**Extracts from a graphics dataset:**
┄┄┄┄┄┄┄┄┄┄┄┄┄┄┄┄┄┄┄┄

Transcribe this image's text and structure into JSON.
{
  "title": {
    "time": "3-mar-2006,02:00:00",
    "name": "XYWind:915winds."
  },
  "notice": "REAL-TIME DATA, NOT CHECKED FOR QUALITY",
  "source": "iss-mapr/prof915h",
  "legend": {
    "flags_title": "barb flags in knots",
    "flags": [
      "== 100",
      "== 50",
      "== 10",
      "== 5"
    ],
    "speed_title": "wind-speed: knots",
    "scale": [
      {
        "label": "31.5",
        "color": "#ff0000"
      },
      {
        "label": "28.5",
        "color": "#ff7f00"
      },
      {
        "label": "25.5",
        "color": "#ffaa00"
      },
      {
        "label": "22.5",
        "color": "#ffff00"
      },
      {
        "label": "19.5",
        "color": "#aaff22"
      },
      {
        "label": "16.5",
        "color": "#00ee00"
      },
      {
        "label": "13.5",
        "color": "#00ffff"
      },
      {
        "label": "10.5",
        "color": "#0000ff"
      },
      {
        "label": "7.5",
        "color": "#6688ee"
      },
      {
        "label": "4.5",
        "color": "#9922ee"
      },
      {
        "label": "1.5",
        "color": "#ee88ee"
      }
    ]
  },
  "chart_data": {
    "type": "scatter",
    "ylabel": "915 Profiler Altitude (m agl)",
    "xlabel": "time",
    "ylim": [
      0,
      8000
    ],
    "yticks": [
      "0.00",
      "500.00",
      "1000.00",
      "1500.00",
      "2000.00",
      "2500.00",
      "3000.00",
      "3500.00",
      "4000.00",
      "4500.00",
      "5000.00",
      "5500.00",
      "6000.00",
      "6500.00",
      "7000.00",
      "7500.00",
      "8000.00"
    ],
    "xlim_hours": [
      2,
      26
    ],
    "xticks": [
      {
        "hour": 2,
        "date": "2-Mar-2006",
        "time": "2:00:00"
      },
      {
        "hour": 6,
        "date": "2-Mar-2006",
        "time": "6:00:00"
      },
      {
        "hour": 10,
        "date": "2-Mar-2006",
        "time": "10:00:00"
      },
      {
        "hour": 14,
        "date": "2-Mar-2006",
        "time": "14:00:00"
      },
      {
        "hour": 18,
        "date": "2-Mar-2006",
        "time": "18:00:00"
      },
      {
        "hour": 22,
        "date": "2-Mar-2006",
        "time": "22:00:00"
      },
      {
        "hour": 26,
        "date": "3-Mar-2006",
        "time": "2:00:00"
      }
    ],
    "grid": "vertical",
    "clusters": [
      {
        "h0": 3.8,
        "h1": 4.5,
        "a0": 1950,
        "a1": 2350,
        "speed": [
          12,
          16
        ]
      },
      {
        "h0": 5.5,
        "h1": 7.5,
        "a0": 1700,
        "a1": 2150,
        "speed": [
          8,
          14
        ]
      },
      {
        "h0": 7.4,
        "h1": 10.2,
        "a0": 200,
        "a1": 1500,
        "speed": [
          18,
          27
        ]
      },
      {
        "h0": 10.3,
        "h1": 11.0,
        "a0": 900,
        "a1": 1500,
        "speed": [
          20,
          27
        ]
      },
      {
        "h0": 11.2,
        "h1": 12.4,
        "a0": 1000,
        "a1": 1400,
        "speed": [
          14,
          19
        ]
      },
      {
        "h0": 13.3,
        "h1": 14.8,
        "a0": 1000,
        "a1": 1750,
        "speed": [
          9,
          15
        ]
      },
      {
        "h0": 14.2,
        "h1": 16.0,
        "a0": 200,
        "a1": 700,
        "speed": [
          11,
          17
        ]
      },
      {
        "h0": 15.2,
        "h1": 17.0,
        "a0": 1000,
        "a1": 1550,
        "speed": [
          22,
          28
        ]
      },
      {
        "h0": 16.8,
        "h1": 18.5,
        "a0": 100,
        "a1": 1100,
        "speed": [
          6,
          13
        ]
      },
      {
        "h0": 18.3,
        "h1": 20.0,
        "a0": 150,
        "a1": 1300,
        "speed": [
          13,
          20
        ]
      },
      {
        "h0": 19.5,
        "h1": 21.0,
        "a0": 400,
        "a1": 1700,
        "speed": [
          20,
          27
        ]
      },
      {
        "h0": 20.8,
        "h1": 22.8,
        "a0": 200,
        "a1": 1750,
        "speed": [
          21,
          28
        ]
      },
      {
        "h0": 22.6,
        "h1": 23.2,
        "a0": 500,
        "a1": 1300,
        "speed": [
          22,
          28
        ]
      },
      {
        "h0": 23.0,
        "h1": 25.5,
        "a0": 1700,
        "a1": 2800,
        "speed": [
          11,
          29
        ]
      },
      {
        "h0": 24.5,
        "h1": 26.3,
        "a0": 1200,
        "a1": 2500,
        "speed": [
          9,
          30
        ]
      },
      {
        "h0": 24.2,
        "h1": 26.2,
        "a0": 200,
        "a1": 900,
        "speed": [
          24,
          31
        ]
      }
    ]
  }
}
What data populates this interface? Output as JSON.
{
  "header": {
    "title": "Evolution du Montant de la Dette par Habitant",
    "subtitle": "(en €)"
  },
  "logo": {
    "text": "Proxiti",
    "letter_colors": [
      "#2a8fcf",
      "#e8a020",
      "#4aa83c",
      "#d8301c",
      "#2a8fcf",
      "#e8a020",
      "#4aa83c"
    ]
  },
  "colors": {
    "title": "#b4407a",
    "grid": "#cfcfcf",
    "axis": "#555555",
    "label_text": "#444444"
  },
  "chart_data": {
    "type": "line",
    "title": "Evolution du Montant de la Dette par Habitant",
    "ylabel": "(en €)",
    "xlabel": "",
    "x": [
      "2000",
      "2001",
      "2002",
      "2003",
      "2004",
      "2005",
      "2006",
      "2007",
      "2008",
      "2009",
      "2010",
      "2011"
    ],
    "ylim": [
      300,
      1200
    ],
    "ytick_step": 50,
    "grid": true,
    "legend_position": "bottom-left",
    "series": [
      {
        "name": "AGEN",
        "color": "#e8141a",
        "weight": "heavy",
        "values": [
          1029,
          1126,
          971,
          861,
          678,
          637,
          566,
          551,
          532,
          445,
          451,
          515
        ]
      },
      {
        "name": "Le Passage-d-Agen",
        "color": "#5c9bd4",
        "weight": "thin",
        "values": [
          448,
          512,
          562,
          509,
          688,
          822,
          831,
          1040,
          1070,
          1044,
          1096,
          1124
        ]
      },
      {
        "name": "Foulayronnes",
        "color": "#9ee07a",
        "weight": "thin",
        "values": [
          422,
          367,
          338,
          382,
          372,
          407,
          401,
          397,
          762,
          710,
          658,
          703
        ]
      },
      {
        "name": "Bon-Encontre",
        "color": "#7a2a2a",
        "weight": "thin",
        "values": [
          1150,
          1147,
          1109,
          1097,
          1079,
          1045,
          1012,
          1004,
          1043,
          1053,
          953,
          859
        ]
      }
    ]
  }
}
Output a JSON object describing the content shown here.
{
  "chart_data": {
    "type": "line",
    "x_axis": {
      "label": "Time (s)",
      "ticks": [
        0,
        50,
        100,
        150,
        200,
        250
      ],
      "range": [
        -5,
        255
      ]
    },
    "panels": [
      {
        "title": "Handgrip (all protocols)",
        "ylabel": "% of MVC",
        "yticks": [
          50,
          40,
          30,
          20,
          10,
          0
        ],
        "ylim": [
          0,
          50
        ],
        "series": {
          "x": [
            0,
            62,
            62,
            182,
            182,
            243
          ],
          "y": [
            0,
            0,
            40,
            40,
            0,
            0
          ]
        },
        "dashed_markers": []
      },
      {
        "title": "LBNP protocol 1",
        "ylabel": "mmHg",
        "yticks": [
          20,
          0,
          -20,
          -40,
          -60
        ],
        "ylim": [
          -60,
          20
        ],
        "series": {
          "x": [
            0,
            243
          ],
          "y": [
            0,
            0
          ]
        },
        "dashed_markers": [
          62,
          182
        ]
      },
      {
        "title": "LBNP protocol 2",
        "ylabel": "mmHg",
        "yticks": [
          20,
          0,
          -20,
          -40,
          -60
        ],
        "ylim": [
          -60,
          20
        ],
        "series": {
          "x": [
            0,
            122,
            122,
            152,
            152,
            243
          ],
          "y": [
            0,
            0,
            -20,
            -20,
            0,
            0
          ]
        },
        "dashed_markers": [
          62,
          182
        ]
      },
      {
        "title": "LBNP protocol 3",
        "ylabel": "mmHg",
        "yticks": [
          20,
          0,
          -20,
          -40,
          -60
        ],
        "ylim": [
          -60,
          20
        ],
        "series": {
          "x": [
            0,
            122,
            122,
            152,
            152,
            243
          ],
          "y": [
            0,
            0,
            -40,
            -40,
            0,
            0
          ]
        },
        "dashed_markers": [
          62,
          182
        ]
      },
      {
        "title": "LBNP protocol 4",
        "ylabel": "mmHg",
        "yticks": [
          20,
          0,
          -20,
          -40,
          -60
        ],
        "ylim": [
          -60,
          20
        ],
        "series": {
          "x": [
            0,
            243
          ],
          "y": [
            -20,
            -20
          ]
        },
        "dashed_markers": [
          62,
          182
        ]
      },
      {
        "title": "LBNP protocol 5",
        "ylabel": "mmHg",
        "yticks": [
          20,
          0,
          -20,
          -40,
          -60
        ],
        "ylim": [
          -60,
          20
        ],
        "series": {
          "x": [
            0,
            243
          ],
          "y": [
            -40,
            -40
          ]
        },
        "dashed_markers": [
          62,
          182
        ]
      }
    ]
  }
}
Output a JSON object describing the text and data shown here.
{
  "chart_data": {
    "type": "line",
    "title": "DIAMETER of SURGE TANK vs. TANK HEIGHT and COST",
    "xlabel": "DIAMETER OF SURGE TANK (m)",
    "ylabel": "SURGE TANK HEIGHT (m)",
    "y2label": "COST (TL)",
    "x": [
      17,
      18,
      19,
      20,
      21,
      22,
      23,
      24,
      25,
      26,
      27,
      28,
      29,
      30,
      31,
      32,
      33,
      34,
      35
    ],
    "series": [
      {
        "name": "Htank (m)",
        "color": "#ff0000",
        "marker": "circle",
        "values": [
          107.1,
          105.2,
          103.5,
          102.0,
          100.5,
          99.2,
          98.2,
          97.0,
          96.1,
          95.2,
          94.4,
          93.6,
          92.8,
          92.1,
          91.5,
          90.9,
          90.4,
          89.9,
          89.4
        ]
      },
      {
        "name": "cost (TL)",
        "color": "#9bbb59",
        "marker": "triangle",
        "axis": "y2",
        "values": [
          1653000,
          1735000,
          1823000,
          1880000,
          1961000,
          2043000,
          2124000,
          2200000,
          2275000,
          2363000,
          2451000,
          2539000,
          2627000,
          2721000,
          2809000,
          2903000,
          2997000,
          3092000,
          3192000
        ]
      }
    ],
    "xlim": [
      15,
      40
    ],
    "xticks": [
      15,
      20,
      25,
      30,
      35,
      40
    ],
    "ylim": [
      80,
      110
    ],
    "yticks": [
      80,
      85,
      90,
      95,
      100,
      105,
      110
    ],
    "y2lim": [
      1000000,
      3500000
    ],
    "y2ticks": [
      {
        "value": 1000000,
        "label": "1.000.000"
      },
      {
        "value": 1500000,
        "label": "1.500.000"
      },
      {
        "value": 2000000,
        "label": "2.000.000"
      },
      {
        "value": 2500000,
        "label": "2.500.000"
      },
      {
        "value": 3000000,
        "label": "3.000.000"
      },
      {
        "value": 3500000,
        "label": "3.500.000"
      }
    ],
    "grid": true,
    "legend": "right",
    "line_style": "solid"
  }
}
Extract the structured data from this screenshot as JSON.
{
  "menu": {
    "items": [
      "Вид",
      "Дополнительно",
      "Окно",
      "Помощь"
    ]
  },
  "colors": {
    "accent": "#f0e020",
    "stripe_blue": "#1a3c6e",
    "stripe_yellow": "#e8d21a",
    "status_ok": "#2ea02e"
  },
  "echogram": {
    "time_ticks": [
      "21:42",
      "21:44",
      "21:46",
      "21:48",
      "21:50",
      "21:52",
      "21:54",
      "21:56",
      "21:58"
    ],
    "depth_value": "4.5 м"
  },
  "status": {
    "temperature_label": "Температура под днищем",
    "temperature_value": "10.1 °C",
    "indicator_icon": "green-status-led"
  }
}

┄┄┄┄┄┄┄┄┄┄┄┄┄┄┄┄┄┄┄┄

Give back exactly the lines beginning at the one with "Extract the structured" and ending at the final line of the material; both boundary lines belong in it.

Extract the structured data from this screenshot as JSON.
{
  "menu": {
    "items": [
      "Вид",
      "Дополнительно",
      "Окно",
      "Помощь"
    ]
  },
  "colors": {
    "accent": "#f0e020",
    "stripe_blue": "#1a3c6e",
    "stripe_yellow": "#e8d21a",
    "status_ok": "#2ea02e"
  },
  "echogram": {
    "time_ticks": [
      "21:42",
      "21:44",
      "21:46",
      "21:48",
      "21:50",
      "21:52",
      "21:54",
      "21:56",
      "21:58"
    ],
    "depth_value": "4.5 м"
  },
  "status": {
    "temperature_label": "Температура под днищем",
    "temperature_value": "10.1 °C",
    "indicator_icon": "green-status-led"
  }
}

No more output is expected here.